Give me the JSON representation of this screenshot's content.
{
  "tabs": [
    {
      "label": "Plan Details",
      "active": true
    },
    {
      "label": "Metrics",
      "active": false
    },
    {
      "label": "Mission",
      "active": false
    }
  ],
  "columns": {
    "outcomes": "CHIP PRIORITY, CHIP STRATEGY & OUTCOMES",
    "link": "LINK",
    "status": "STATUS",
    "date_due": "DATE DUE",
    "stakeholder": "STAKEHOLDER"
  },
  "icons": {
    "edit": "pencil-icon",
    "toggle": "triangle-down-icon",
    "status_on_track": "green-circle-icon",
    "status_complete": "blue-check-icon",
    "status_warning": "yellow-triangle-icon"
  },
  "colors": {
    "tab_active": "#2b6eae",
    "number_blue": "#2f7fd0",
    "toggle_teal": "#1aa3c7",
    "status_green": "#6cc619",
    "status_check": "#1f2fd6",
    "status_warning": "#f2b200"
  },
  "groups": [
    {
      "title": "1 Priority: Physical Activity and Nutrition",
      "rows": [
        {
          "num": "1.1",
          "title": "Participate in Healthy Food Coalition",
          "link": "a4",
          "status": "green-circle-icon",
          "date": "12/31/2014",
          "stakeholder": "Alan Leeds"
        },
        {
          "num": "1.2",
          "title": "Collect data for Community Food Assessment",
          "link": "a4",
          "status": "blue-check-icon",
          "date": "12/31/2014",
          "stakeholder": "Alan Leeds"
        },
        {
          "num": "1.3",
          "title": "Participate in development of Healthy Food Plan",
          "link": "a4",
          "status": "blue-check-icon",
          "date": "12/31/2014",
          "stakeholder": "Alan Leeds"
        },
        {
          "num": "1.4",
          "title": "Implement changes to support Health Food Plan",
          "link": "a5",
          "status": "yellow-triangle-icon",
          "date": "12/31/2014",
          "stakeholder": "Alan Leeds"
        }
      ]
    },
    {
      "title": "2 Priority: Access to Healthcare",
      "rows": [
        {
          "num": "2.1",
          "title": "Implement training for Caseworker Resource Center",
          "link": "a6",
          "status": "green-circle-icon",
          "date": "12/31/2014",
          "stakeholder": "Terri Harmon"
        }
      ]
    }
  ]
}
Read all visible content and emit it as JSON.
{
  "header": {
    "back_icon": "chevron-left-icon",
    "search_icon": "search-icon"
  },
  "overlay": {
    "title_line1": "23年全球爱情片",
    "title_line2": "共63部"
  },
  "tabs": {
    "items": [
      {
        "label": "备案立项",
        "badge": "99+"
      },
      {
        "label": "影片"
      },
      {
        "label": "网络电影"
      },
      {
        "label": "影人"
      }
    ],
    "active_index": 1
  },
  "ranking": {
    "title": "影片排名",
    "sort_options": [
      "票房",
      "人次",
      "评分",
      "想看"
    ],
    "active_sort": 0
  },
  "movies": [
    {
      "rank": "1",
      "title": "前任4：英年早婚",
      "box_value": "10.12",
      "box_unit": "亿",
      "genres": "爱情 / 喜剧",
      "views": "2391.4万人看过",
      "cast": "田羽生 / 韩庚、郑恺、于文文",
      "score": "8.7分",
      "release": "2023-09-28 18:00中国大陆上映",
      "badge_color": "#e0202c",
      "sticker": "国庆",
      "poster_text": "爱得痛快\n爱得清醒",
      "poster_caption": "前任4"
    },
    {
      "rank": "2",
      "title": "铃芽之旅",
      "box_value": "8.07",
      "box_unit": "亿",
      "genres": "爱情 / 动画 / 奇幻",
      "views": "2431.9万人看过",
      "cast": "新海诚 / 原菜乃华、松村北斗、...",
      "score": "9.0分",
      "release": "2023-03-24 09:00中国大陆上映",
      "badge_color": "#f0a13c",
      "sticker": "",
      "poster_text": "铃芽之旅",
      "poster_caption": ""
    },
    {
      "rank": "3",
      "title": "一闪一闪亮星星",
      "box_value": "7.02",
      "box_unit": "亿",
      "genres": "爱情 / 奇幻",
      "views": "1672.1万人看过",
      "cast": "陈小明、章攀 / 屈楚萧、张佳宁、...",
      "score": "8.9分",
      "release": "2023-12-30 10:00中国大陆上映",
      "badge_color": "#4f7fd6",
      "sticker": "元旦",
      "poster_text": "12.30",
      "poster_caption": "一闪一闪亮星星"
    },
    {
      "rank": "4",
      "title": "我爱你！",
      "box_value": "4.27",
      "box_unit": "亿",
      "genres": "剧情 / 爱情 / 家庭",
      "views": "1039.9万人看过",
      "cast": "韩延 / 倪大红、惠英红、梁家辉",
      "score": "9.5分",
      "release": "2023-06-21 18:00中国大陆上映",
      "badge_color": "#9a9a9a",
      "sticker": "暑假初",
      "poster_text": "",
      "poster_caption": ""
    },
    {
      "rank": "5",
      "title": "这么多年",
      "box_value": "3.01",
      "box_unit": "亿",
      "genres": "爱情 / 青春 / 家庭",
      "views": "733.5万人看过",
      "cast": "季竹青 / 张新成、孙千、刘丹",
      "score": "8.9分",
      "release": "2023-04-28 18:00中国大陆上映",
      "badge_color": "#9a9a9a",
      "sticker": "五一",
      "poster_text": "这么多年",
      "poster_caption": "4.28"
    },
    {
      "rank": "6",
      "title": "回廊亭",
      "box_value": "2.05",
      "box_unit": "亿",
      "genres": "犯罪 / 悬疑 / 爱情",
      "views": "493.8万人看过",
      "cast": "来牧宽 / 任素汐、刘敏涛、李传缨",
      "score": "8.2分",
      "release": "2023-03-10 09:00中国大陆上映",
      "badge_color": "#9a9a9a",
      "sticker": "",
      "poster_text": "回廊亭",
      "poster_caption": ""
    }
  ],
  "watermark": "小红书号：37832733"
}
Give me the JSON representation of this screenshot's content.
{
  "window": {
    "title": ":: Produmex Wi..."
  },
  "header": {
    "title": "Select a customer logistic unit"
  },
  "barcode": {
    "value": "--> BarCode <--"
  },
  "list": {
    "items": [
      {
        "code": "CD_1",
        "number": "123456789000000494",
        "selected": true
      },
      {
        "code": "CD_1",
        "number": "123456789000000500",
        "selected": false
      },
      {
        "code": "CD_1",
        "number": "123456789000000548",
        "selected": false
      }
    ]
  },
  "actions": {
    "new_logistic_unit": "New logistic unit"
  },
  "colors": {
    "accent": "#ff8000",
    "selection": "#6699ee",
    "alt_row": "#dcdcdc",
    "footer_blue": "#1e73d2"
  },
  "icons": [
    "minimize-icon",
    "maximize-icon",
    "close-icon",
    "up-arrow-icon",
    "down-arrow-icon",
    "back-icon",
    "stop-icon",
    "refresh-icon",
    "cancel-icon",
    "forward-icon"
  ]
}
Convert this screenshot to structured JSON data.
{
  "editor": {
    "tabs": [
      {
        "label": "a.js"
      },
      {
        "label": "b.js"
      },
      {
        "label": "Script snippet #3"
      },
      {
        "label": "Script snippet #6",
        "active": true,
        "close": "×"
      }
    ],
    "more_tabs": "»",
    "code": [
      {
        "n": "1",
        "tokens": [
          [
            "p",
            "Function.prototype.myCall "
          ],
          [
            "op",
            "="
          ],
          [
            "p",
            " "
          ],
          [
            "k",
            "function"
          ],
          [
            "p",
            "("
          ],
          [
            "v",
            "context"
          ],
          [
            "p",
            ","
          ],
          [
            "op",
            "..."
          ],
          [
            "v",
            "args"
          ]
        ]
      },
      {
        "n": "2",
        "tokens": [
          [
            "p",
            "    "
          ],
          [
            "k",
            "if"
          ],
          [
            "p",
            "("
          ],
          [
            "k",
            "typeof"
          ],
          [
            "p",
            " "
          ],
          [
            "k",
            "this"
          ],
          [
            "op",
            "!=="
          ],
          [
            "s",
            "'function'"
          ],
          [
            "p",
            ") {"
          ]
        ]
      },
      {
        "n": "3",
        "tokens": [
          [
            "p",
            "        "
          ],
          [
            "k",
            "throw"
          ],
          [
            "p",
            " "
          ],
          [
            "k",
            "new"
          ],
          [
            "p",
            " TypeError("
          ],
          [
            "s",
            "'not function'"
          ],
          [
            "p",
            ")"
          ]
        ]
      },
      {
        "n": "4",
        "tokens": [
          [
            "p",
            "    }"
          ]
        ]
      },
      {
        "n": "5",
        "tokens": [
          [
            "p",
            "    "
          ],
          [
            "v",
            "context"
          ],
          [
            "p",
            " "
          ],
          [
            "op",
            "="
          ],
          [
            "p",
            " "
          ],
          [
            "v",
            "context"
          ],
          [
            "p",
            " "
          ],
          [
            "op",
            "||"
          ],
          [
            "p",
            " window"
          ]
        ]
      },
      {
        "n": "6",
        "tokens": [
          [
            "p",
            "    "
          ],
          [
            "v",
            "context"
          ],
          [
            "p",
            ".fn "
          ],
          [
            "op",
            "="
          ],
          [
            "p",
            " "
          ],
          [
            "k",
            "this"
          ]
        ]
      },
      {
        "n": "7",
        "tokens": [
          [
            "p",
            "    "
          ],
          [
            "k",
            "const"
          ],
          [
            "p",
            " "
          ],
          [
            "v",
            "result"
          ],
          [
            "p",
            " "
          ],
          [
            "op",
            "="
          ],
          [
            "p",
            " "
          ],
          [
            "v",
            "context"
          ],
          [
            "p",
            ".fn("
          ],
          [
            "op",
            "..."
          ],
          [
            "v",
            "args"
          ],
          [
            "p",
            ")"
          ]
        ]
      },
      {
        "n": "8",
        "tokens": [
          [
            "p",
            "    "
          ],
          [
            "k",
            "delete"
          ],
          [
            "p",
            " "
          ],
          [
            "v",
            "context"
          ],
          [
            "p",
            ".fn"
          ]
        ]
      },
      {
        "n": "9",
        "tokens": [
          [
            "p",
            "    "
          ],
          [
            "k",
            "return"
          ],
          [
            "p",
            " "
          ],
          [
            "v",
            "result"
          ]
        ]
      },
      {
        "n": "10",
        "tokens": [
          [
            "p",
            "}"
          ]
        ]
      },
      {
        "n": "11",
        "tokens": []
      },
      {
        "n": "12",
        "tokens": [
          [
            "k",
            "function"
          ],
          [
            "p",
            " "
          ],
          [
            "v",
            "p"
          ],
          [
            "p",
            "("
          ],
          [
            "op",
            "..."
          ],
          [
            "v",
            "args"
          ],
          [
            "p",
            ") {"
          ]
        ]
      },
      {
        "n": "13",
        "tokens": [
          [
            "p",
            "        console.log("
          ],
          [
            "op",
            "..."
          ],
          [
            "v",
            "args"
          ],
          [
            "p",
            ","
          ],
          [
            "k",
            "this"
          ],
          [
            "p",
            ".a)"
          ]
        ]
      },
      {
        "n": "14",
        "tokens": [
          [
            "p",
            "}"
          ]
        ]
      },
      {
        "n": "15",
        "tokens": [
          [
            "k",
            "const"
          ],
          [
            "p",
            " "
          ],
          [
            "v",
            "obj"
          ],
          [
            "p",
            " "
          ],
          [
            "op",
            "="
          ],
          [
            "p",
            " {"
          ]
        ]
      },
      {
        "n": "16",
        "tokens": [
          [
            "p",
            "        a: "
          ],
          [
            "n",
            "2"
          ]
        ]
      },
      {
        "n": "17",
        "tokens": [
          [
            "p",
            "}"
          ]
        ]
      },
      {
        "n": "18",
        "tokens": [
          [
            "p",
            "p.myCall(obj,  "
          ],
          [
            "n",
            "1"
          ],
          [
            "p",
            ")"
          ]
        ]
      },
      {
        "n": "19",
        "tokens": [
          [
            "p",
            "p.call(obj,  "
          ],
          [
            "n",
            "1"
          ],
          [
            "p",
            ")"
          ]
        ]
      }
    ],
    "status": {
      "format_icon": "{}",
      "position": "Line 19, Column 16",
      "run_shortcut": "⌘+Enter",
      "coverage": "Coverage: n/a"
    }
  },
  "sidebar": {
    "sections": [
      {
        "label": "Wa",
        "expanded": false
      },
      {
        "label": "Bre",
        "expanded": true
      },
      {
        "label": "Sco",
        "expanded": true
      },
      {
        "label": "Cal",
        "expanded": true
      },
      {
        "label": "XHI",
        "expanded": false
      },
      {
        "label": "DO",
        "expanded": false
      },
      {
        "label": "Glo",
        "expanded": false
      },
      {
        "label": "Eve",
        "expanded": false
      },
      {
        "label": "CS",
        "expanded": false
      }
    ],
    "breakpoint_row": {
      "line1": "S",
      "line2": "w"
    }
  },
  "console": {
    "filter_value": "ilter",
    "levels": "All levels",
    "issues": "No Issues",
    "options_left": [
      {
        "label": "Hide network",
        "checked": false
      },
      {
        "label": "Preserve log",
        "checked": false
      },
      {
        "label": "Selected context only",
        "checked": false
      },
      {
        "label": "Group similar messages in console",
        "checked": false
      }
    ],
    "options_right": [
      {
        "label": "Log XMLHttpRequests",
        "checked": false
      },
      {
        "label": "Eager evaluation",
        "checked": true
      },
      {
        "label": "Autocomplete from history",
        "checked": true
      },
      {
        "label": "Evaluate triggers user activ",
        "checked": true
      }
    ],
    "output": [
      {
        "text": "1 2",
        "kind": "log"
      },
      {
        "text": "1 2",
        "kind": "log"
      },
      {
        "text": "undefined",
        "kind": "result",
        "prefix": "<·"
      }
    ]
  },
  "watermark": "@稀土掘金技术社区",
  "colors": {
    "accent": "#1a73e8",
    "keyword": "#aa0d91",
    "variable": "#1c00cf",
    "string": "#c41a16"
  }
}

# [Task goal]
Pick out the lines above containing the word "triangle", then copy them.

# [Task solution]
    "toggle": "triangle-down-icon",
    "status_warning": "yellow-triangle-icon"
          "status": "yellow-triangle-icon",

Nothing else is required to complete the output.